WHAT YOU HAVE TO DO: Reproduce the data below in full and exclude every picture.

*** DATASET

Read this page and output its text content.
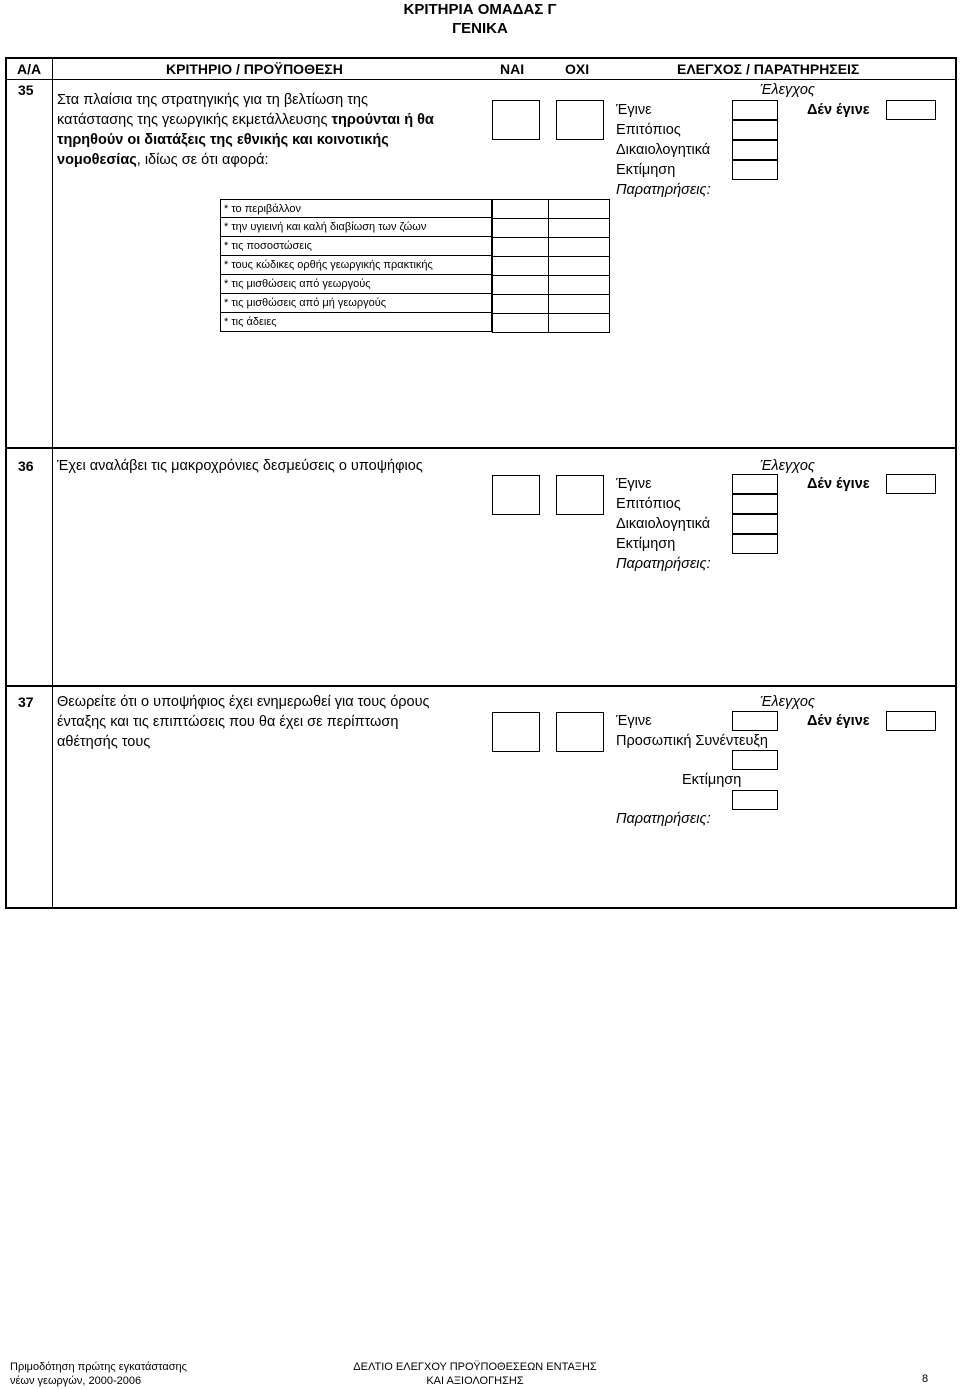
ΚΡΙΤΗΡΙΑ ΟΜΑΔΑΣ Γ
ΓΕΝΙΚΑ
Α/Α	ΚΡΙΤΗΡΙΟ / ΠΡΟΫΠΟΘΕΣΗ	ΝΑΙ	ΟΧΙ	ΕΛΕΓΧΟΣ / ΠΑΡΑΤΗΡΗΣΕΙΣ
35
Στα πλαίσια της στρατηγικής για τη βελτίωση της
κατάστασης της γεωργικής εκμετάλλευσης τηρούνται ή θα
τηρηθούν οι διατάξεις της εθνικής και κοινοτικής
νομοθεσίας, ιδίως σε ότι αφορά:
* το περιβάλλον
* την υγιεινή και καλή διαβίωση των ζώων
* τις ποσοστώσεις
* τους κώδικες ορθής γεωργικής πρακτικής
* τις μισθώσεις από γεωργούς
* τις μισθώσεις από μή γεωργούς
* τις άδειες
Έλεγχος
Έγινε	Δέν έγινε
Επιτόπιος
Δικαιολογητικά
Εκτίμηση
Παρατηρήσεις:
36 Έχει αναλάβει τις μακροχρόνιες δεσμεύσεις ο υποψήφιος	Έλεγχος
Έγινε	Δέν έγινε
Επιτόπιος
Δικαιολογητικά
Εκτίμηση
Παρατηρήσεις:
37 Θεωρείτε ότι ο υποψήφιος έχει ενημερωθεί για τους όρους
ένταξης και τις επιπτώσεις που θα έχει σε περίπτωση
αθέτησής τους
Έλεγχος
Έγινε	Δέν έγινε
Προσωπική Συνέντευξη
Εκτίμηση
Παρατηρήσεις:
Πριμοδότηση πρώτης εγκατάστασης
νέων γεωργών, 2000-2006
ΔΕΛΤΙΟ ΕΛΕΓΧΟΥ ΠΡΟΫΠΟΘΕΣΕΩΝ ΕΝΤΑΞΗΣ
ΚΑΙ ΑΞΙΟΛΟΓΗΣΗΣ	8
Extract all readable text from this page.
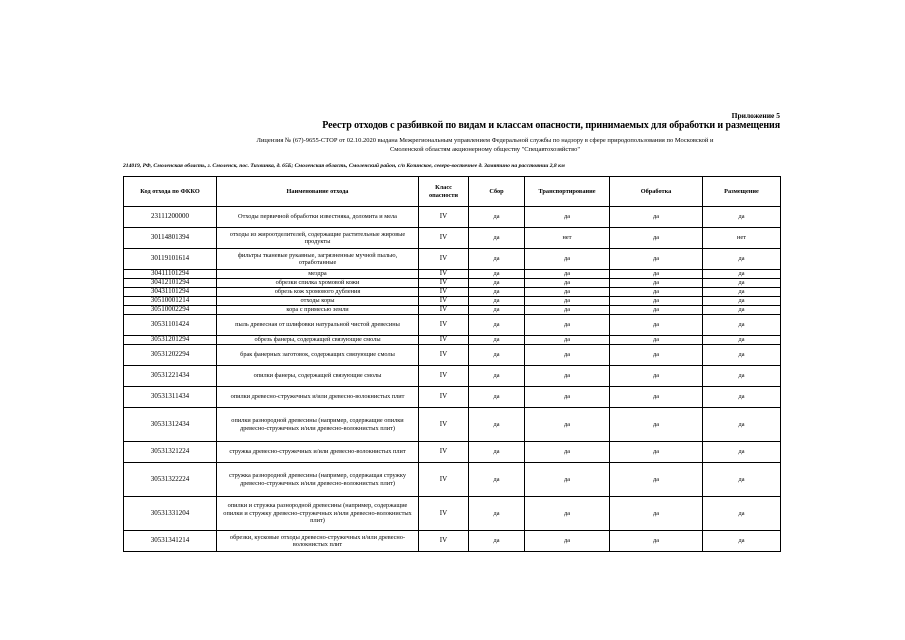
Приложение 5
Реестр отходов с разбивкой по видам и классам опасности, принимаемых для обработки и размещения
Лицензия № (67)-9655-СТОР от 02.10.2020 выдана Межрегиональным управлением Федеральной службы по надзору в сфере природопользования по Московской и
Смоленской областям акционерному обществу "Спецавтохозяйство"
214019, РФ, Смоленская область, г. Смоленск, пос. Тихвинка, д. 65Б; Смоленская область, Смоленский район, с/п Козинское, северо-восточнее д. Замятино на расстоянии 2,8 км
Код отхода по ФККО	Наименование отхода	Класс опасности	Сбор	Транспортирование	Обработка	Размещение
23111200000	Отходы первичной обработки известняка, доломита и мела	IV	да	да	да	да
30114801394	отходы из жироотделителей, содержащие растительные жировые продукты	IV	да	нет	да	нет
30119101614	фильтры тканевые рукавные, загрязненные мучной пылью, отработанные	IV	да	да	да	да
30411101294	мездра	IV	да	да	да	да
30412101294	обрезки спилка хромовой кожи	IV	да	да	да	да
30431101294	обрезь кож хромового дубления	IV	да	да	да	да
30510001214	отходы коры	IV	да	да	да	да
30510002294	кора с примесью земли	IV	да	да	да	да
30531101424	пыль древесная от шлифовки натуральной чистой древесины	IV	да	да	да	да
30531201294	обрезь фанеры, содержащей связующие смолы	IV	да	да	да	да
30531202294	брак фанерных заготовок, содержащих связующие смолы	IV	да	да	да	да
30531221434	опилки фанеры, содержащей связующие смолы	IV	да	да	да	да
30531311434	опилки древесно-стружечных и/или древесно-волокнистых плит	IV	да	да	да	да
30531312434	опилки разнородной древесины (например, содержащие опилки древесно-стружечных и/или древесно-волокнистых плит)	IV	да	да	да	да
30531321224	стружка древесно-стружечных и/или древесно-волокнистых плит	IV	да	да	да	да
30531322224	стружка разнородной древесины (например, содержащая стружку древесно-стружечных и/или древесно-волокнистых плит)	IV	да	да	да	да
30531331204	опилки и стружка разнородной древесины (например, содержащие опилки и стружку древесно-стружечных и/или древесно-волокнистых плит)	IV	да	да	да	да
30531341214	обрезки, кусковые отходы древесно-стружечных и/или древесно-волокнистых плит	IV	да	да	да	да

******

EXERCISE SOLUTION:
Read this page and output its text content.
ΚΡΙΤΗΡΙΑ ΟΜΑΔΑΣ Γ
ΓΕΝΙΚΑ
Α/Α	ΚΡΙΤΗΡΙΟ / ΠΡΟΫΠΟΘΕΣΗ	ΝΑΙ	ΟΧΙ	ΕΛΕΓΧΟΣ / ΠΑΡΑΤΗΡΗΣΕΙΣ
35
Στα πλαίσια της στρατηγικής για τη βελτίωση της
κατάστασης της γεωργικής εκμετάλλευσης τηρούνται ή θα
τηρηθούν οι διατάξεις της εθνικής και κοινοτικής
νομοθεσίας, ιδίως σε ότι αφορά:
* το περιβάλλον
* την υγιεινή και καλή διαβίωση των ζώων
* τις ποσοστώσεις
* τους κώδικες ορθής γεωργικής πρακτικής
* τις μισθώσεις από γεωργούς
* τις μισθώσεις από μή γεωργούς
* τις άδειες
Έλεγχος
Έγινε	Δέν έγινε
Επιτόπιος
Δικαιολογητικά
Εκτίμηση
Παρατηρήσεις:
36 Έχει αναλάβει τις μακροχρόνιες δεσμεύσεις ο υποψήφιος	Έλεγχος
Έγινε	Δέν έγινε
Επιτόπιος
Δικαιολογητικά
Εκτίμηση
Παρατηρήσεις:
37 Θεωρείτε ότι ο υποψήφιος έχει ενημερωθεί για τους όρους
ένταξης και τις επιπτώσεις που θα έχει σε περίπτωση
αθέτησής τους
Έλεγχος
Έγινε	Δέν έγινε
Προσωπική Συνέντευξη
Εκτίμηση
Παρατηρήσεις:
Πριμοδότηση πρώτης εγκατάστασης
νέων γεωργών, 2000-2006
ΔΕΛΤΙΟ ΕΛΕΓΧΟΥ ΠΡΟΫΠΟΘΕΣΕΩΝ ΕΝΤΑΞΗΣ
ΚΑΙ ΑΞΙΟΛΟΓΗΣΗΣ	8
Extract all readable text from this page.
Приложение 5
Реестр отходов с разбивкой по видам и классам опасности, принимаемых для обработки и размещения
Лицензия № (67)-9655-СТОР от 02.10.2020 выдана Межрегиональным управлением Федеральной службы по надзору в сфере природопользования по Московской и
Смоленской областям акционерному обществу "Спецавтохозяйство"
214019, РФ, Смоленская область, г. Смоленск, пос. Тихвинка, д. 65Б; Смоленская область, Смоленский район, с/п Козинское, северо-восточнее д. Замятино на расстоянии 2,8 км
Код отхода по ФККО	Наименование отхода	Класс опасности	Сбор	Транспортирование	Обработка	Размещение
23111200000	Отходы первичной обработки известняка, доломита и мела	IV	да	да	да	да
30114801394	отходы из жироотделителей, содержащие растительные жировые продукты	IV	да	нет	да	нет
30119101614	фильтры тканевые рукавные, загрязненные мучной пылью, отработанные	IV	да	да	да	да
30411101294	мездра	IV	да	да	да	да
30412101294	обрезки спилка хромовой кожи	IV	да	да	да	да
30431101294	обрезь кож хромового дубления	IV	да	да	да	да
30510001214	отходы коры	IV	да	да	да	да
30510002294	кора с примесью земли	IV	да	да	да	да
30531101424	пыль древесная от шлифовки натуральной чистой древесины	IV	да	да	да	да
30531201294	обрезь фанеры, содержащей связующие смолы	IV	да	да	да	да
30531202294	брак фанерных заготовок, содержащих связующие смолы	IV	да	да	да	да
30531221434	опилки фанеры, содержащей связующие смолы	IV	да	да	да	да
30531311434	опилки древесно-стружечных и/или древесно-волокнистых плит	IV	да	да	да	да
30531312434	опилки разнородной древесины (например, содержащие опилки древесно-стружечных и/или древесно-волокнистых плит)	IV	да	да	да	да
30531321224	стружка древесно-стружечных и/или древесно-волокнистых плит	IV	да	да	да	да
30531322224	стружка разнородной древесины (например, содержащая стружку древесно-стружечных и/или древесно-волокнистых плит)	IV	да	да	да	да
30531331204	опилки и стружка разнородной древесины (например, содержащие опилки и стружку древесно-стружечных и/или древесно-волокнистых плит)	IV	да	да	да	да
30531341214	обрезки, кусковые отходы древесно-стружечных и/или древесно-волокнистых плит	IV	да	да	да	да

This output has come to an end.